Exercise task: Please collect every line in the entries below that contains the string "curve".

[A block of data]

··········

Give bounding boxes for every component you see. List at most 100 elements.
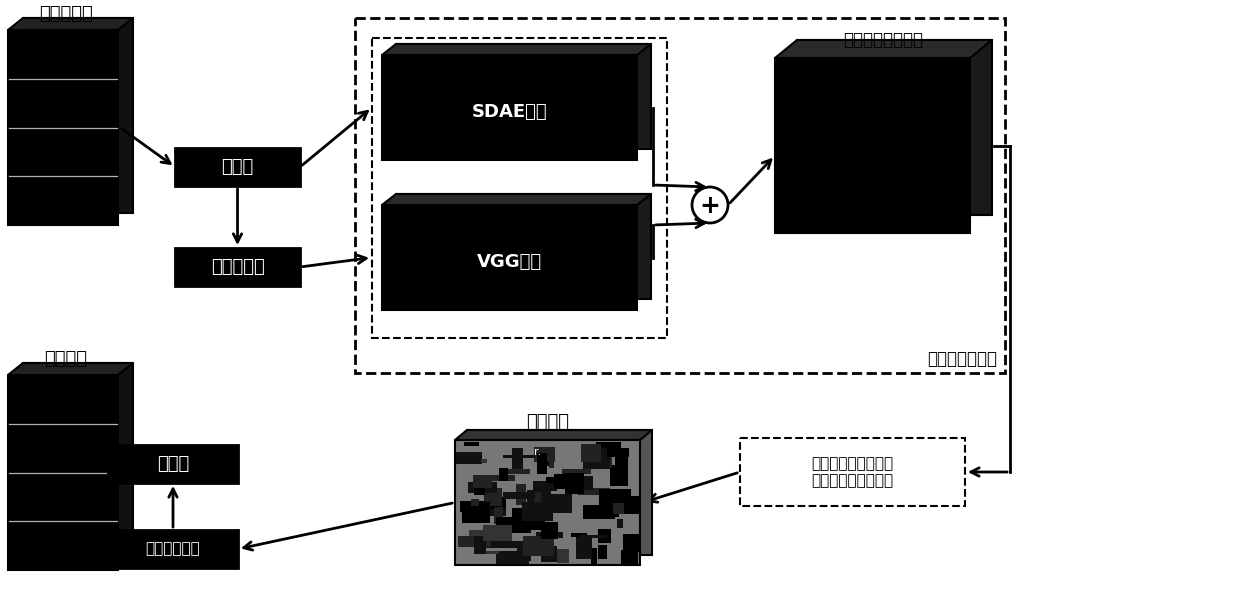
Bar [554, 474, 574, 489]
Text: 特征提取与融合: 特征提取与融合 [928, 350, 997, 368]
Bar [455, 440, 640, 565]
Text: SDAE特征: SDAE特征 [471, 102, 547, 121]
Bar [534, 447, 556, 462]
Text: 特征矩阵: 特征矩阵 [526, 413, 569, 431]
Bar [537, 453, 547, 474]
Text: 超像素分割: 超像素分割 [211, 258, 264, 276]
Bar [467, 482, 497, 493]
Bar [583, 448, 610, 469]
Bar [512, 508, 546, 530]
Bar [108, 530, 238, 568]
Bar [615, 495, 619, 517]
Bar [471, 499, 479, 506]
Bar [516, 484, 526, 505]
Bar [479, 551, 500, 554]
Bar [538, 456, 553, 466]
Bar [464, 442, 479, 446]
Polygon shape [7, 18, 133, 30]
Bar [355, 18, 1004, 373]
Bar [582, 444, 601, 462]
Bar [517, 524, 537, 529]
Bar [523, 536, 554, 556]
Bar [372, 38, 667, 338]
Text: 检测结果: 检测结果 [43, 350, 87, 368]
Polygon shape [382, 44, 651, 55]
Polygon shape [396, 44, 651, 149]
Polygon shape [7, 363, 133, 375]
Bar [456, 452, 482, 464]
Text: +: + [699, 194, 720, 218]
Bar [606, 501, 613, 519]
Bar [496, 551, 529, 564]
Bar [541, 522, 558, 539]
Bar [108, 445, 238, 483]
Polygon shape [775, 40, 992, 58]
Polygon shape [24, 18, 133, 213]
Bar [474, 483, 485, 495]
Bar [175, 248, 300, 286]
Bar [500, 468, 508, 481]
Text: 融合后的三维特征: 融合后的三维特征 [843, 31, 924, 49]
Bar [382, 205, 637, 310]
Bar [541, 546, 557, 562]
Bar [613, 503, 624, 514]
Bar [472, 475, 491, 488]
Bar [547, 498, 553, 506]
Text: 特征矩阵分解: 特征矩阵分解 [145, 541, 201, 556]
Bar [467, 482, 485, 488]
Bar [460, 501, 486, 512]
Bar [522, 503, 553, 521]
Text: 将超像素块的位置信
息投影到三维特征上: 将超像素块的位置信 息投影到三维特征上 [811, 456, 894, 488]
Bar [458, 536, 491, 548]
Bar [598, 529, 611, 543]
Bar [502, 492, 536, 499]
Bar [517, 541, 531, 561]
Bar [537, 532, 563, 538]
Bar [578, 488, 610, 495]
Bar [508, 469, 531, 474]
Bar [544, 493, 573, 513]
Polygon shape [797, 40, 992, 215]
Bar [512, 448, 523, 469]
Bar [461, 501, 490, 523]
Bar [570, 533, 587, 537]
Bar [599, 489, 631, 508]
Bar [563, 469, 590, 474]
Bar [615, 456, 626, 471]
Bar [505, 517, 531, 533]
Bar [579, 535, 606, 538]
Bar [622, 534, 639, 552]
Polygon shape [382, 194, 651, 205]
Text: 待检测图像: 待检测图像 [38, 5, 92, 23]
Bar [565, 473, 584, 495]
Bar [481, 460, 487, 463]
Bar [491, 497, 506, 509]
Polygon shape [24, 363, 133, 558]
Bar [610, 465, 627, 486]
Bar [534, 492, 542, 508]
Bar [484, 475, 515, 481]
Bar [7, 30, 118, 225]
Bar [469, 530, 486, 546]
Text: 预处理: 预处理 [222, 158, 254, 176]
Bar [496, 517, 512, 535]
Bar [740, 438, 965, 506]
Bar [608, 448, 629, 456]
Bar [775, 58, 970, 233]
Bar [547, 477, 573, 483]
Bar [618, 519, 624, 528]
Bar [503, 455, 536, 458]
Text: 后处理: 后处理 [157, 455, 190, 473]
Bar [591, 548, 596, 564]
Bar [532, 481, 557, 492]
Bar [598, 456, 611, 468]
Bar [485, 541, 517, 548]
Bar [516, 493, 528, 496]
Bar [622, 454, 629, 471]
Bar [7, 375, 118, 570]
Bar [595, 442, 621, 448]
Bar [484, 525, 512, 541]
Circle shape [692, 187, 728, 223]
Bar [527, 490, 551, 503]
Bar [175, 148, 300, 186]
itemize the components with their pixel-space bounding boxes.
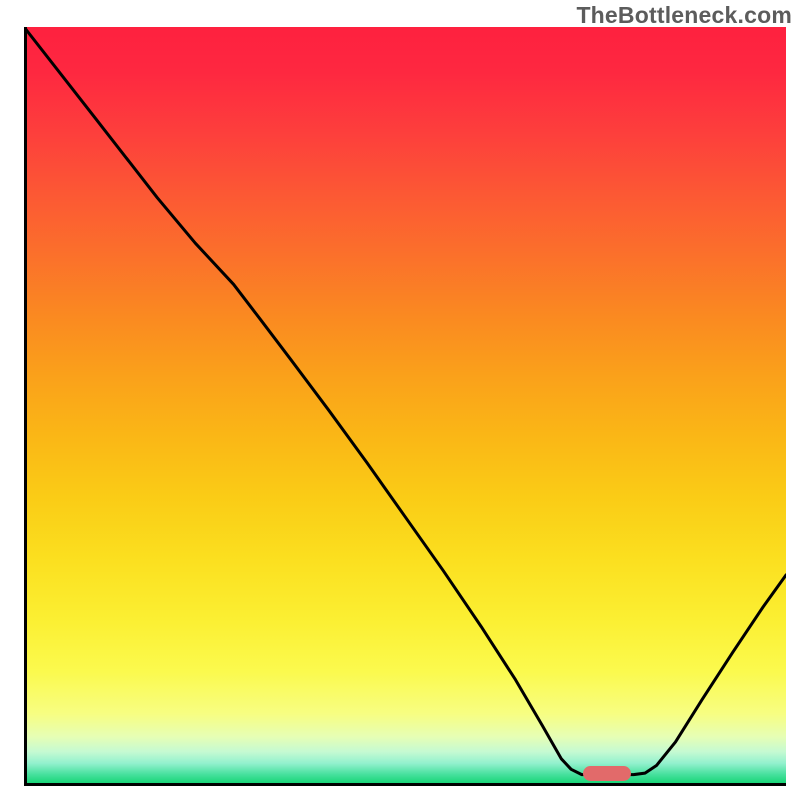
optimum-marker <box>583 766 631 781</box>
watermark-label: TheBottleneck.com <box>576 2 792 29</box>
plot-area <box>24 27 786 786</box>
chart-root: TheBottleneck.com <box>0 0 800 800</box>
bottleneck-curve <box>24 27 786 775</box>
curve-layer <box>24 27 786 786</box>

··········

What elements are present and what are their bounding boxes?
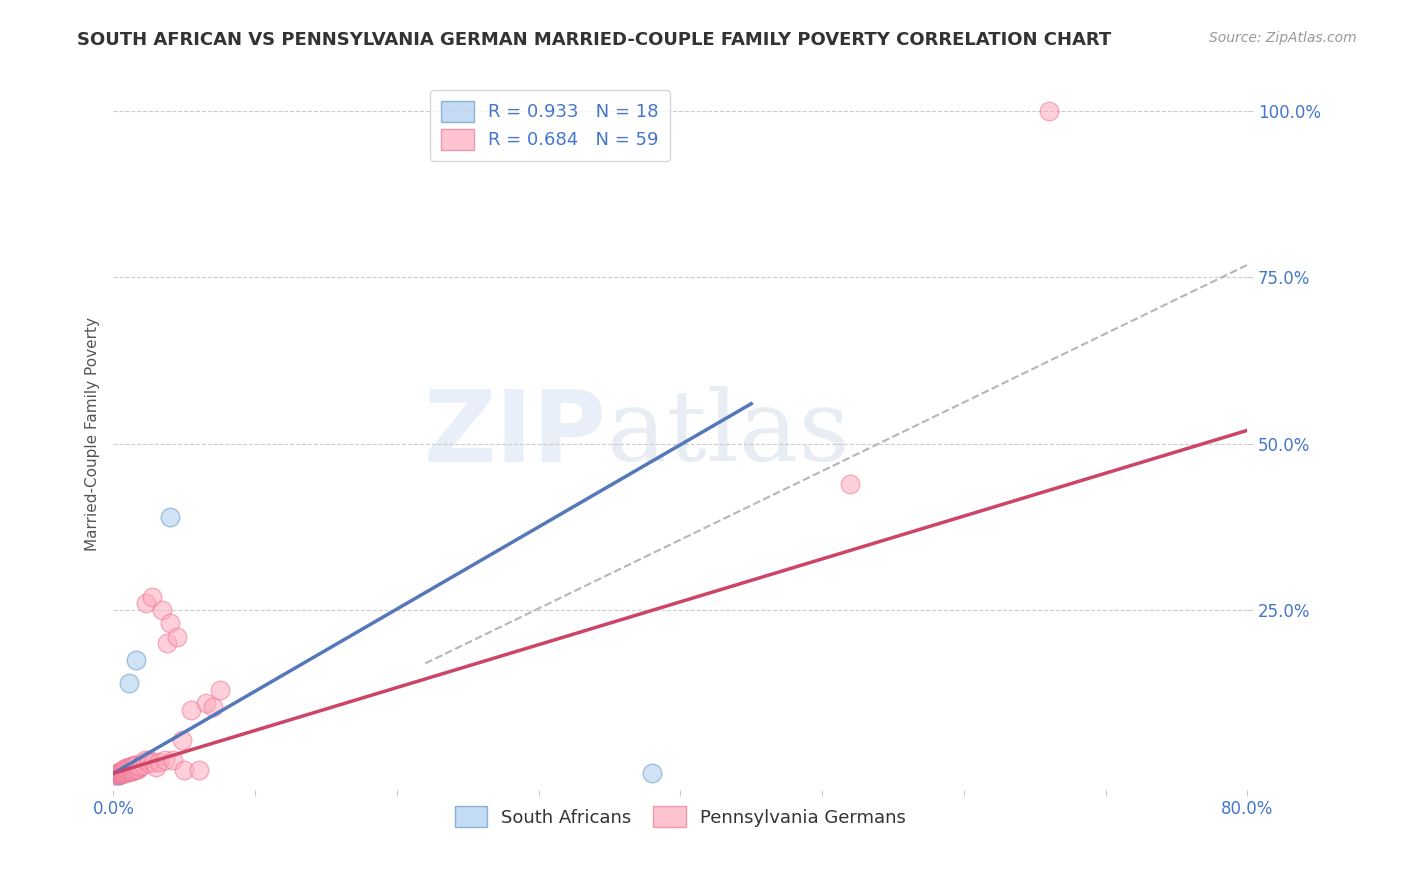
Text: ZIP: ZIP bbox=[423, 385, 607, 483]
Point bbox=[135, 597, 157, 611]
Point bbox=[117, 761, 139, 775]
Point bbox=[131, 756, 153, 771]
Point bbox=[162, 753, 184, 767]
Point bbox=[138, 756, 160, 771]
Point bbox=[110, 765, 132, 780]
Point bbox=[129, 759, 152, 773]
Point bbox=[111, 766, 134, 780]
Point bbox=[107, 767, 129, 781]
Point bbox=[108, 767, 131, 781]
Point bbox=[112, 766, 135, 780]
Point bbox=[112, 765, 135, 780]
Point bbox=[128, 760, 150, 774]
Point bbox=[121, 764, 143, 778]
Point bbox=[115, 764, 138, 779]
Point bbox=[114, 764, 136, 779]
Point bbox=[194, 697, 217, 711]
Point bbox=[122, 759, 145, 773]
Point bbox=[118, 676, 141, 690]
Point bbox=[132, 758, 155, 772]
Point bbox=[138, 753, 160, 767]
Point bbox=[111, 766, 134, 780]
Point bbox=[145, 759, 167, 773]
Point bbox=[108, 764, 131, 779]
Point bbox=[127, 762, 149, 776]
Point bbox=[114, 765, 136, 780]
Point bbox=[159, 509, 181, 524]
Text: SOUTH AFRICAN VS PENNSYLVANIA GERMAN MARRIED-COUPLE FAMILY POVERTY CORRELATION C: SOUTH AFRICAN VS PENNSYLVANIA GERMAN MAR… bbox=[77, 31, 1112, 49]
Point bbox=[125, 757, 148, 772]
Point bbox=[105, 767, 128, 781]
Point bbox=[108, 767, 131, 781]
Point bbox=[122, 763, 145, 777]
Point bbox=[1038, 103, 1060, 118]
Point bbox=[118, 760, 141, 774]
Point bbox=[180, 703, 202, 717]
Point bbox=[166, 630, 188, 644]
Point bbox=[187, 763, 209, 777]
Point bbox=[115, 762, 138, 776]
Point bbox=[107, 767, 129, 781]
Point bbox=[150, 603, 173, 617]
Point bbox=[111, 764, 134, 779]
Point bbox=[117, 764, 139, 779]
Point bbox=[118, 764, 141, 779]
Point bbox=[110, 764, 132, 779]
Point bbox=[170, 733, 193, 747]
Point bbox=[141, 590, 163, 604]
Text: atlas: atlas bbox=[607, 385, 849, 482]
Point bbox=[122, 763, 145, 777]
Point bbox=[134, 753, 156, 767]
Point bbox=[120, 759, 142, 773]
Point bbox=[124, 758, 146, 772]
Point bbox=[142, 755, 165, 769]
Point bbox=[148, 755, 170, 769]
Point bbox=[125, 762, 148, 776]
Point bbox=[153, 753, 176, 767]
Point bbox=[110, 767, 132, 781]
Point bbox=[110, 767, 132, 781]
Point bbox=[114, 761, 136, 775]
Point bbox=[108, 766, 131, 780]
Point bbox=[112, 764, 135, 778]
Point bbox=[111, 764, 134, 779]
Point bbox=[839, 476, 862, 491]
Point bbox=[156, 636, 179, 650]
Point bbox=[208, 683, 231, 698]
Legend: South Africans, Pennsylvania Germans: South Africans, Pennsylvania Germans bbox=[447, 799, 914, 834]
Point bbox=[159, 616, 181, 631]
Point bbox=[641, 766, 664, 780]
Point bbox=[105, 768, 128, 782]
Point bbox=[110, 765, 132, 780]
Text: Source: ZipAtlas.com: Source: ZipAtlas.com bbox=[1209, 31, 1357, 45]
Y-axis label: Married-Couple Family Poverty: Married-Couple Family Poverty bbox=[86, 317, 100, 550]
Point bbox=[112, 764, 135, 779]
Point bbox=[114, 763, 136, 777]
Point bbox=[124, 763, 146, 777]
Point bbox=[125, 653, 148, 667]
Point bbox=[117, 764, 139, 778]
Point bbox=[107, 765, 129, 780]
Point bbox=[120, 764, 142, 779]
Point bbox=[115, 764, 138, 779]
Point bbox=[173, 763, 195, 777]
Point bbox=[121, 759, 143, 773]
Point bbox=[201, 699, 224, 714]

··········

Correct response:
bottleneck-curve <box>24 27 786 775</box>
curve-layer <box>24 27 786 786</box>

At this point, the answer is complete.